Usually, these sorts of summits are highly choreographed, not off-the-cuff rambling. It's the old saw: "I handed him my brief, and he handed me his brief, and we just read each other's briefs, smiled, and shook hands." It's a joke, because there's obviously substantive area for discussion, but the substantive area is defined beforehand so that the two participants know what not to say to avoid going off the reservation. The respective foreign ministries schedule everything to make sure the heads of state don't do anything stupid. It's the same story with face-to-face meetings in business. Failing to prepare is a sign of rank unprofessionalism.

For example, for the Reagan-Gorbachev summit in Reykjavik in 1986, the State Department worked overtime with a team of staffers to make sure the President was fully prepared for the discussion. The bureaucracy was put into motion. Everybody up to the Secretary was involved. The meeting would have had no value if the only preparation was "well, we might talk about Afghanistan, Europe, and bilateral relations". Instead, even though the talks famously collapsed, the highly specific nature of the discussions meant that both sides came away from the discussion with a complete understanding of the other side's negotiating position, leading directly to the Intermediate-Range Nuclear Forces Treaty the following year.

######

▶ _Problems and tasks_:
1. From the passage on summit preparation, extract everything from "Usually, these sorts" down to "of rank unprofessionalism.", word for word.
2. Write what comes next in the passage on summit preparation, picking up after its final sentence.

######

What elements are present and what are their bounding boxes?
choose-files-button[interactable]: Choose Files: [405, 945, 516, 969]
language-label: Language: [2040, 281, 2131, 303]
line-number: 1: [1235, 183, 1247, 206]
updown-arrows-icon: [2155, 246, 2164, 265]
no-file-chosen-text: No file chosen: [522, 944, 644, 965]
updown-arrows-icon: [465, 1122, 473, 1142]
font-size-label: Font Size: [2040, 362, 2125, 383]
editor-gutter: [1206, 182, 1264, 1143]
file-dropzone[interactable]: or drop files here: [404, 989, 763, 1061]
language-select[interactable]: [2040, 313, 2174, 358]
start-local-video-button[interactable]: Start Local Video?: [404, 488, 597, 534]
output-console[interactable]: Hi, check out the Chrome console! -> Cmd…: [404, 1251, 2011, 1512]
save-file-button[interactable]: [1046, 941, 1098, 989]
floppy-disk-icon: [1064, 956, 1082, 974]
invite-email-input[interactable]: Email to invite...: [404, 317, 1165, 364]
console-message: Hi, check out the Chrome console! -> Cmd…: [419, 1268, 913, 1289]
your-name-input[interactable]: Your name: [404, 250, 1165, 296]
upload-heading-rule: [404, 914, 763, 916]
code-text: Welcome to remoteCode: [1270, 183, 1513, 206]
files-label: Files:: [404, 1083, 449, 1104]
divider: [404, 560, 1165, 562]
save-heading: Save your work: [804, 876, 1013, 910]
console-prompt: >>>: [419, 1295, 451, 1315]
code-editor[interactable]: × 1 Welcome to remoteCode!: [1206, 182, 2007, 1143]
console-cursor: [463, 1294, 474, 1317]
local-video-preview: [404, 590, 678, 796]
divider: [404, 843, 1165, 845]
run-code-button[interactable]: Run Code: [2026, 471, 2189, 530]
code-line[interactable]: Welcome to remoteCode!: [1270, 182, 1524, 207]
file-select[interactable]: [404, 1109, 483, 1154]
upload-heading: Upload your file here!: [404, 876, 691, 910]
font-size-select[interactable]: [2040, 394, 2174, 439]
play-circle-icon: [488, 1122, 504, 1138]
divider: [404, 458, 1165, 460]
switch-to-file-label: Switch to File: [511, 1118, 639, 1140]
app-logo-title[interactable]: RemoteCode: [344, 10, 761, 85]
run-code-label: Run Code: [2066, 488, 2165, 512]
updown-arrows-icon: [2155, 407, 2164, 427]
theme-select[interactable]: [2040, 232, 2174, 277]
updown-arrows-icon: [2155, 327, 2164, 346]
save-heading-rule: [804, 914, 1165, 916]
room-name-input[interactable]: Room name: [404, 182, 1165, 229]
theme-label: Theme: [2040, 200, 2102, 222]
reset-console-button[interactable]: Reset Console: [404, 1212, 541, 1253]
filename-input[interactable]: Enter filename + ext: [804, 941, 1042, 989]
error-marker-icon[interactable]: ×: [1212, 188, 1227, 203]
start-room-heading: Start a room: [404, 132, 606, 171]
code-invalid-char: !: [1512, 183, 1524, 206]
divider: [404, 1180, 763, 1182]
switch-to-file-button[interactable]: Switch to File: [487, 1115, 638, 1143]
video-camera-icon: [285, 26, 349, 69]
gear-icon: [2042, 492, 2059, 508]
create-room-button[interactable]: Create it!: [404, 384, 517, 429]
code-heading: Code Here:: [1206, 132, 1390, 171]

######

▶ _Responses to the tasks_:
1.
Usually, these sorts of summits are highly choreographed, not off-the-cuff rambling. It's the old saw: "I handed him my brief, and he handed me his brief, and we just read each other's briefs, smiled, and shook hands." It's a joke, because there's obviously substantive area for discussion, but the substantive area is defined beforehand so that the two participants know what not to say to avoid going off the reservation. The respective foreign ministries schedule everything to make sure the heads of state don't do anything stupid. It's the same story with face-to-face meetings in business. Failing to prepare is a sign of rank unprofessionalism.

2.
Yet up to the Helsinki summit, virtually no one, including Trump, was even willing to confirm or deny any topics of discussion, let alone what the American position would be. Four days before the meeting, at a press conference during the Brussels NATO conference, he was asked whether the discussion would include NATO exercises in the Baltic states; his response was "maybe we'll talk about that". He admitted at the same conference that it would be a "loose meeting". It went ahead with minimal preparation: only one visit by Pompeo to Moscow beforehand, with nothing decided upon; no National Security Council principals-level meetings beforehand; no use made of the various advisors in place (Fiona Hill, for example, was in Helsinki but not even in the part of the meeting that included advisors; she probably could've submitted a drawing of a squirrel instead of her actual brief with no negative consequences). The list goes on and on. Obviously, Trump's opposite number did not treat the meeting so cavalierly.

A relevant quotation from a New Yorker article that came out shortly before the meeting in Helsinki:
Glasser said:
Needless to say, one preparatory trip, no formal agenda, and no “deliverables” is not normal for a summit between the heads of the world’s two biggest nuclear-armed nations. Washington usually spends months, or even years, working up to a meeting between the President and the leader of Russia. But not this time. During the past few days, I’ve asked sixteen former U.S. government officials who have worked with every American President going back to Ronald Reagan, including a former national-security adviser, four U.S. Ambassadors to Russia, the former top U.S. national intelligence officer for Russia, and two Deputy Secretaries of State, about summit preparation. The former officials, who often disagree about Russia, do not now: they are as united as I’ve ever heard them, in nearly two decades of Russia-watching, that there is no historical precedent for Trump’s meeting with Putin. Especially concerning is the fact that the U.S. government is headed into such a summit with a degraded and disregarded policy apparatus that has been systematically marginalized and excluded from the President’s actual foreign policy. Many of the former officials told me they were genuinely alarmed at the hostile state of relations between Russia and the United States, a state of affairs almost invariably described these days as the worst since the Cold War, and said they would welcome a productive face-to-face meeting between the two leaders. But few expect that to be the case.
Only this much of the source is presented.